_Supplied text_
/---

One of the aspects that makes this book truly special is the genuine and endearing characters. Arthur is portrayed with depth and sensitivity, and his journey is beautifully written. It is a joy to witness his growth as he embraces his true self despite the fear and uncertainty that come with it. I also adored his wife, who stood by him the entire way. She knew that their marriage was an act of convenience that saved them both from uncertain futures. The two of them grew to love one another over time and raised a beautiful family together, but she knows that she needs to let Arthur go and be who he really is. I absolutely loved this aspect. It would have been easy to make her a victim, but I loved how the author made her character sympathetic and encouraging.

Teddy, the 21-year-old grandson, is also a compelling character who adds a layer of youthful energy and relatability to the story. His struggle with his own coming out process is also portrayed with authenticity and compassion. I enjoyed watching Teddy figure out who he was in general - not just in coming to terms with his sexuality. He really grows over the course of the book and finds himself in more ways than one.

The plot, while centered around the theme of coming out, explores various other aspects of identity and love. The blossoming romance between Teddy and his colleague Ben, and Arthur learning how to date are heartfelt subplots that add a layer of emotional depth to the story. Love explores the challenges and joys of first love, highlighting the importance of genuine connections and understanding. There were also some not-so-surprising crushes and hidden loves that came to light that, while not surprising, brought several "aww shucks" moments to the story.

\---

_Provided records_

/---

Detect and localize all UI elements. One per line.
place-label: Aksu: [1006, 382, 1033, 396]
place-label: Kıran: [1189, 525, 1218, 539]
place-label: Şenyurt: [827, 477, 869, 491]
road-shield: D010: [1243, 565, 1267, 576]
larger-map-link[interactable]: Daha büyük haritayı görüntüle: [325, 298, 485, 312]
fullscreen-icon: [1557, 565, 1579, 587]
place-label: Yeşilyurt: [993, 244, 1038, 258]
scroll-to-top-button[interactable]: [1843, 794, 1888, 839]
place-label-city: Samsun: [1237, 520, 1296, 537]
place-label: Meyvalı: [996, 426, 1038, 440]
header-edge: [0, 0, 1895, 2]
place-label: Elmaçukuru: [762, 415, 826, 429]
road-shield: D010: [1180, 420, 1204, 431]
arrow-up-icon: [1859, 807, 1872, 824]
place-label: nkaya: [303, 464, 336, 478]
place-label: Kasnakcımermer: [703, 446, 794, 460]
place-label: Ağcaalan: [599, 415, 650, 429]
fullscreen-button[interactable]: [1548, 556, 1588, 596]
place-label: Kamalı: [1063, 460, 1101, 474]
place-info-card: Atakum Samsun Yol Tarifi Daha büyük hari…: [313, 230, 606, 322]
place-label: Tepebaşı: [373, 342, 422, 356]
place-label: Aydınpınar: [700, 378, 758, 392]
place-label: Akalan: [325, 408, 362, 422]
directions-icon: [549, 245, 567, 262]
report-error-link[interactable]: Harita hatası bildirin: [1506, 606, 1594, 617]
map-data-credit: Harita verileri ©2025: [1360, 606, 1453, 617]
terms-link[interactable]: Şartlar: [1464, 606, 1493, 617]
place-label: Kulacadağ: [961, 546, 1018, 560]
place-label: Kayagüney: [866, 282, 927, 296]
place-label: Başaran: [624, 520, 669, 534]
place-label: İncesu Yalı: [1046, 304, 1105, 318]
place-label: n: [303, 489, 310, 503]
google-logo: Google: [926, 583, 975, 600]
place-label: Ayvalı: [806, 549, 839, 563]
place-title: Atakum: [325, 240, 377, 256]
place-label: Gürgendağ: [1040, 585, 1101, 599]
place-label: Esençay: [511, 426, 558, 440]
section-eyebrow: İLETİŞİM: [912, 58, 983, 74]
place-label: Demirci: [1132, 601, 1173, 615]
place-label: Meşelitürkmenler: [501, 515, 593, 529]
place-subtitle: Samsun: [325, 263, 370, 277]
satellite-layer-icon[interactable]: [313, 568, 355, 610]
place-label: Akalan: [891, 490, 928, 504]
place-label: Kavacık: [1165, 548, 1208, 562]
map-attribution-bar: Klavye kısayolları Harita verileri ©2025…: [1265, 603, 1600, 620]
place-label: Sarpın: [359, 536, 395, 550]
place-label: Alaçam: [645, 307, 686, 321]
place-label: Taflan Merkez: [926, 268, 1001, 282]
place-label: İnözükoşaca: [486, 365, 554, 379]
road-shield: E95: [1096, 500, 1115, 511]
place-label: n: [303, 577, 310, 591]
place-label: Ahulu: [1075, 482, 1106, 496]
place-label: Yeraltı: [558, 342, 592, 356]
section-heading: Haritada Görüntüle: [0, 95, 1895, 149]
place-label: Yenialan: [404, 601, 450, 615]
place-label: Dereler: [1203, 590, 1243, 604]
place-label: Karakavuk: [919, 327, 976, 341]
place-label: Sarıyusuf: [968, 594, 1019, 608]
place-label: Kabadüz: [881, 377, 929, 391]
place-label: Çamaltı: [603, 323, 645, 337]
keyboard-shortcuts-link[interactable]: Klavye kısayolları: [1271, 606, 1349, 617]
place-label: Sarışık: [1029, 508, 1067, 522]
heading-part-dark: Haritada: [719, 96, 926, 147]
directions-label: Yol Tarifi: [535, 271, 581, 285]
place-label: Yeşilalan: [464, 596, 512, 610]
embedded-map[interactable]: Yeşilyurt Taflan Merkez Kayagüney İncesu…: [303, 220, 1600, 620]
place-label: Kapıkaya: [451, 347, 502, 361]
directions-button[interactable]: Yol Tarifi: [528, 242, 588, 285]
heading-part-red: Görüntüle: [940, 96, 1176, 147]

\---

_Instructions to follow_
Using the book review, answer these:
(a) What does the review call Arthur's marriage to his wife?
(b) How old is Teddy?
(c) Who is Teddy's romance with?

_Answer to the exercise_
(a) An act of convenience that saved them both from uncertain futures.
(b) 21.
(c) His colleague Ben.